# Start of LISTING

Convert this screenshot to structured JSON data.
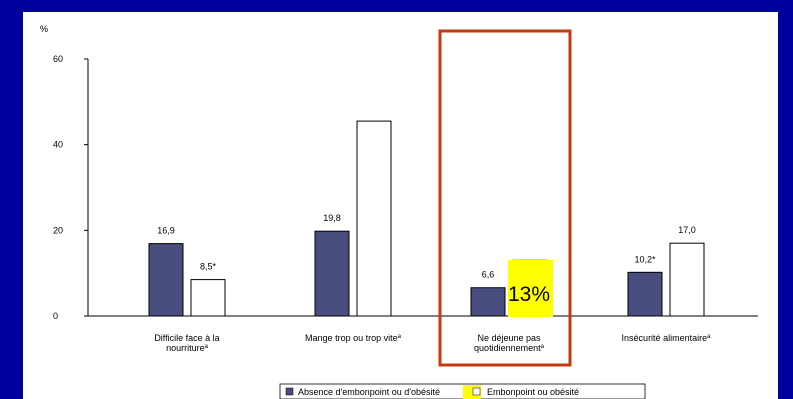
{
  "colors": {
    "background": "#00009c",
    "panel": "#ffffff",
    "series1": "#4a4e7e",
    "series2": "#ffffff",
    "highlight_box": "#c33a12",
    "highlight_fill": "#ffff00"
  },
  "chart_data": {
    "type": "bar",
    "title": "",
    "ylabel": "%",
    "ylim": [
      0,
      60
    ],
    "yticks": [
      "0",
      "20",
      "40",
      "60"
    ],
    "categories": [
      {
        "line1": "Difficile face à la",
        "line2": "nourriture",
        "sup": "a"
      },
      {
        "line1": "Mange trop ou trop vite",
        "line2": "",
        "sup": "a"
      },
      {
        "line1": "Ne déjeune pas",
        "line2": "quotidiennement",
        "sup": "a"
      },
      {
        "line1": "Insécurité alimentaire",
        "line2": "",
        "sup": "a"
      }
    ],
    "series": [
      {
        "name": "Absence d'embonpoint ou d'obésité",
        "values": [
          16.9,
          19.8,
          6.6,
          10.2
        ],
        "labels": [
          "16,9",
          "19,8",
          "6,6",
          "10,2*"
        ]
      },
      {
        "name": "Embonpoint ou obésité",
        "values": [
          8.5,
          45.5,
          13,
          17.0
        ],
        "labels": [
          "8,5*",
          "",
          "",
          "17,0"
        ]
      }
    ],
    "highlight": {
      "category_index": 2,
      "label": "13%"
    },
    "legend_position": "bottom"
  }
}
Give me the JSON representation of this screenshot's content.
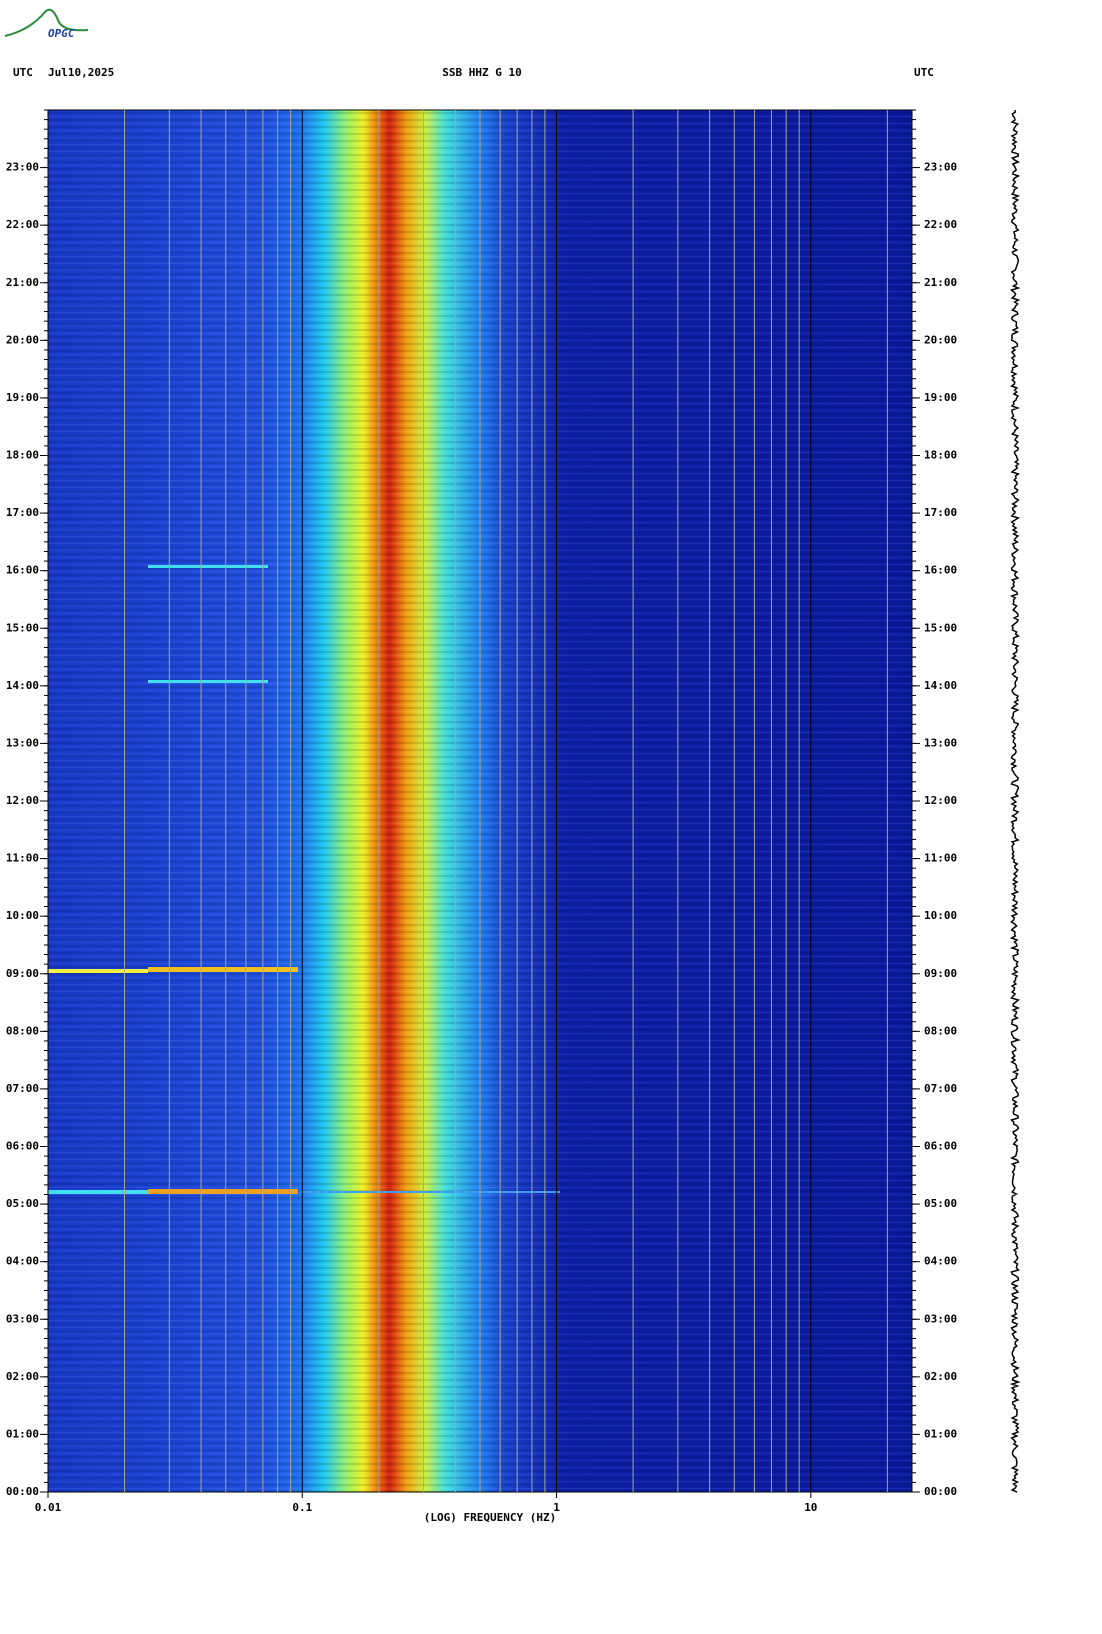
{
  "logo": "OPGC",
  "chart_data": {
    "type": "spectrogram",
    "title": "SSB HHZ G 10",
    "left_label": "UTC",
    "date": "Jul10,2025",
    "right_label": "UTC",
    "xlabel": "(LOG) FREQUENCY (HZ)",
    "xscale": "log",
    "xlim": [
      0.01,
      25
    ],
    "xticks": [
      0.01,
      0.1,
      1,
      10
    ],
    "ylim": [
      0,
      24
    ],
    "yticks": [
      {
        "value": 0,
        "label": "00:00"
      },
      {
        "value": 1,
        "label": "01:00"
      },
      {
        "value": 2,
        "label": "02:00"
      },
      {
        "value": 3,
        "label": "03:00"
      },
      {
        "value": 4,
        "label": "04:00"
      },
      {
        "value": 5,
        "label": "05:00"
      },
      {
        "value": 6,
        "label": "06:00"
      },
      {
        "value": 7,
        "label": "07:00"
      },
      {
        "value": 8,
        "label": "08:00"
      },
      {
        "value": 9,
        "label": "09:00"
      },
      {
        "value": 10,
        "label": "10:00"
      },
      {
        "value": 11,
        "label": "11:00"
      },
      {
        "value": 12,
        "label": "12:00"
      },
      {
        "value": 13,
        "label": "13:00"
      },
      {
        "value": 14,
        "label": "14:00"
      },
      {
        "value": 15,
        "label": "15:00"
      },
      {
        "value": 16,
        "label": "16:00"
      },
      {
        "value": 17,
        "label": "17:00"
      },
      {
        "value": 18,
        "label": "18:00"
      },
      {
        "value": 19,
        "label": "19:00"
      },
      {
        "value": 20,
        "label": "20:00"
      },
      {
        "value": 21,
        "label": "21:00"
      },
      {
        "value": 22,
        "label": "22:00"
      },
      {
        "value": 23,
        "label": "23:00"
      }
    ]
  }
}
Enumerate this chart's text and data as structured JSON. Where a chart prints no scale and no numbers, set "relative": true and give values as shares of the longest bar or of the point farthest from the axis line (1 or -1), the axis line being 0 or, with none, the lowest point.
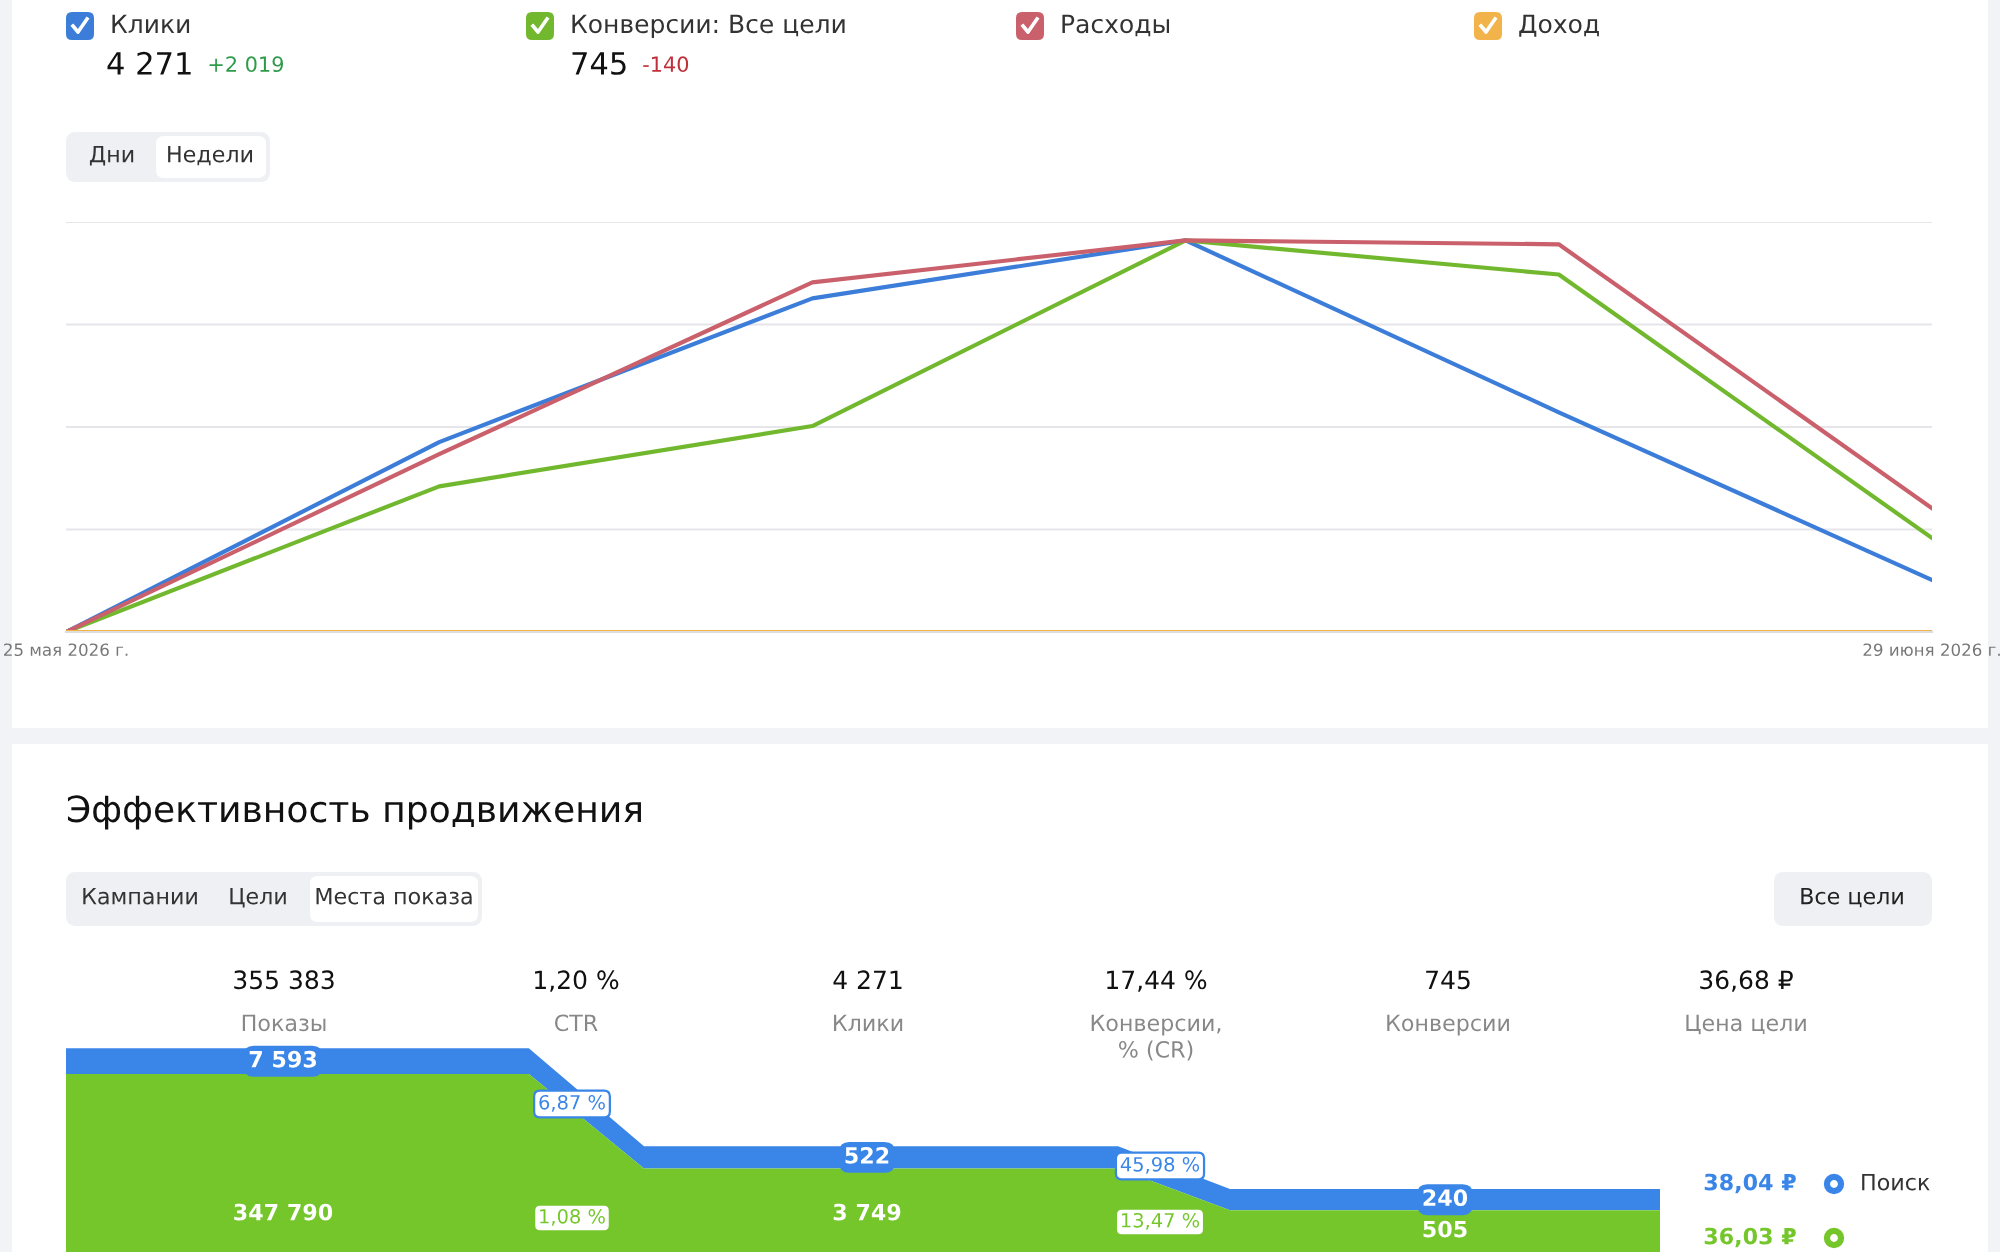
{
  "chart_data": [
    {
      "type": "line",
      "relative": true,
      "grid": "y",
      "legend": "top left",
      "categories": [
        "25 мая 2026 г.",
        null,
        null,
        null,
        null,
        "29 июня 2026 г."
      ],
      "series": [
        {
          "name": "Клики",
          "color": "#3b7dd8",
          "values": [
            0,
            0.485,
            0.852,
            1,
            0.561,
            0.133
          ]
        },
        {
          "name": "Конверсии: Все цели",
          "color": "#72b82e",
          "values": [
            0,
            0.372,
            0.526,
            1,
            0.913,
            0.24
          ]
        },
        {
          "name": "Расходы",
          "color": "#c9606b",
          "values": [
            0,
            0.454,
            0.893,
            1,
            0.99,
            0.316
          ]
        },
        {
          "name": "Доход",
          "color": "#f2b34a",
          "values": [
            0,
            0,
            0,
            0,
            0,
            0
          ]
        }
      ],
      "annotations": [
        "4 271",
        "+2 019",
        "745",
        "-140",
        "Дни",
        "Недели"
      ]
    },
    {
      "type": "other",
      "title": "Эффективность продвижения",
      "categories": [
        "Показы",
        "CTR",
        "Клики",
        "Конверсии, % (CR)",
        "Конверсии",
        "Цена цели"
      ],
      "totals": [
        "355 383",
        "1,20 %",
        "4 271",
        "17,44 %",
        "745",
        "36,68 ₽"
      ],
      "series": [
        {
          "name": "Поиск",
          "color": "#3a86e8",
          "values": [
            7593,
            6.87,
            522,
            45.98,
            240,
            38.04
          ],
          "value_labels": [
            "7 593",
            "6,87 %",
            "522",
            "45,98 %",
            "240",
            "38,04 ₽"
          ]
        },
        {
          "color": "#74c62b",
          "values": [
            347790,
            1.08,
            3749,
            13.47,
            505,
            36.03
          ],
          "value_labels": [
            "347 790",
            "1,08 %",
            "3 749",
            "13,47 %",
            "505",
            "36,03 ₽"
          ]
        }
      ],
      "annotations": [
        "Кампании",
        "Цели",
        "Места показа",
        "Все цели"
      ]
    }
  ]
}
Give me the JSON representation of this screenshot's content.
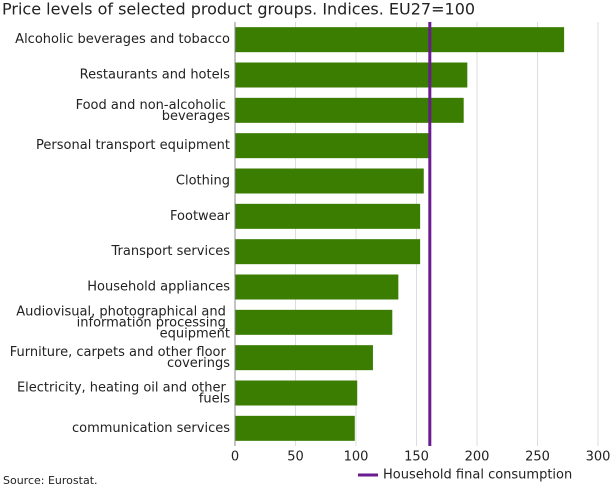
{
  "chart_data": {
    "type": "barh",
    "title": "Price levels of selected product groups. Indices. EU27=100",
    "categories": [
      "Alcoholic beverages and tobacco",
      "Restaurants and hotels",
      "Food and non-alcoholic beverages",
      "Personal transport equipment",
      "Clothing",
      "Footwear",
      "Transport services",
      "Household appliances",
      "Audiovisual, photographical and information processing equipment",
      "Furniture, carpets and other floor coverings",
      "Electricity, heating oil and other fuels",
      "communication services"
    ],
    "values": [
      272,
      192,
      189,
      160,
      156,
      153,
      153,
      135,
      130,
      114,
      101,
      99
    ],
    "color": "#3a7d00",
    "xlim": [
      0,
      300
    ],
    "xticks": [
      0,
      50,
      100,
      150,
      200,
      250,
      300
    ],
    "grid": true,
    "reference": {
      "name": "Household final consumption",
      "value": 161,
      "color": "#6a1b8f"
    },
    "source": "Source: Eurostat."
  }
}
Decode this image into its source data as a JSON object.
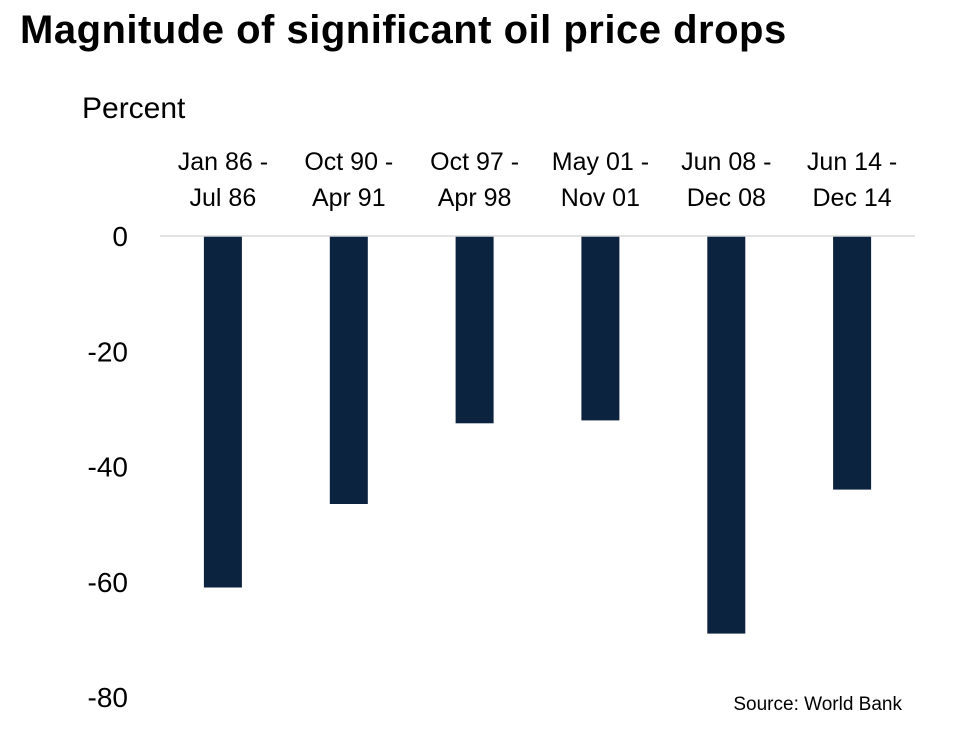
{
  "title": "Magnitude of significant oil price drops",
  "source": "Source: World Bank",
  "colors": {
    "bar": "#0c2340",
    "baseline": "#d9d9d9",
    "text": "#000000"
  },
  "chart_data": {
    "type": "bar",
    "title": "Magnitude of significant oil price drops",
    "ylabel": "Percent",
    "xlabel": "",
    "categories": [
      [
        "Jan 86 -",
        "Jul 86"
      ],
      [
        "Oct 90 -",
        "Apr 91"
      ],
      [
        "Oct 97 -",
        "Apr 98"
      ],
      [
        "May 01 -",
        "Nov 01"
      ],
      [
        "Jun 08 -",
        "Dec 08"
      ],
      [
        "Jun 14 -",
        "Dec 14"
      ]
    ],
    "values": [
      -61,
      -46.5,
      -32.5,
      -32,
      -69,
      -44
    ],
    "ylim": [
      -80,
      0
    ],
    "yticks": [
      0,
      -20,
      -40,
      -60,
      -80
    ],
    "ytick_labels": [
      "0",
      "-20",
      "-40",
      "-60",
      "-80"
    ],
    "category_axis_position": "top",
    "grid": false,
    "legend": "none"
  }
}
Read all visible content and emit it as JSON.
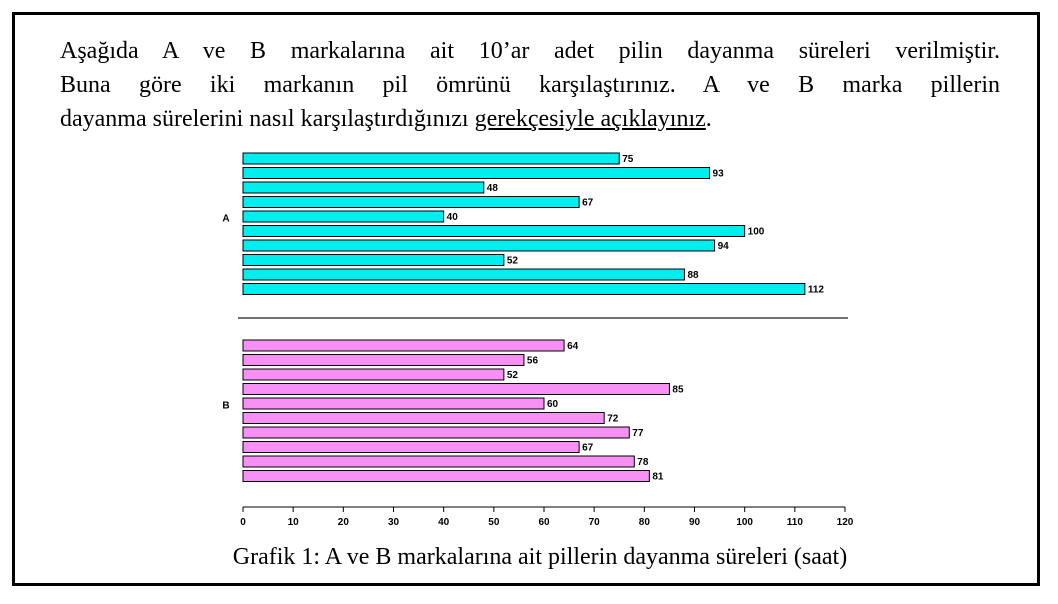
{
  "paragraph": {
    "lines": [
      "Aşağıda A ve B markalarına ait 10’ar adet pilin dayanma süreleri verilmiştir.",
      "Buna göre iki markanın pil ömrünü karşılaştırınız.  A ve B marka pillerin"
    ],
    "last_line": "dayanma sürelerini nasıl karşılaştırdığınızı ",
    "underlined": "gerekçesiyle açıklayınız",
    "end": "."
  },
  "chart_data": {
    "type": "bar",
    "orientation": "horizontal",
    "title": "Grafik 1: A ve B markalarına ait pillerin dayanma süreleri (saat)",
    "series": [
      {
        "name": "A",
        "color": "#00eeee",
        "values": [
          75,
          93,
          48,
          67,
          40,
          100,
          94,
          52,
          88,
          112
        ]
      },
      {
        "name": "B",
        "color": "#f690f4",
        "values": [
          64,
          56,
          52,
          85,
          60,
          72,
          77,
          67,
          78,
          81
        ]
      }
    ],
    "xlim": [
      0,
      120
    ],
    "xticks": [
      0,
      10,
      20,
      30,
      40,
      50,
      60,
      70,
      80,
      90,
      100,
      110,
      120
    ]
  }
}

# End of LISTING

*WHAT THE EXERCISE ASKS*. Only lines with the string "obésité" belong in your answer; copy each one.

*IN RESPONSE*.
        "name": "Absence d'embonpoint ou d'obésité",
        "name": "Embonpoint ou obésité",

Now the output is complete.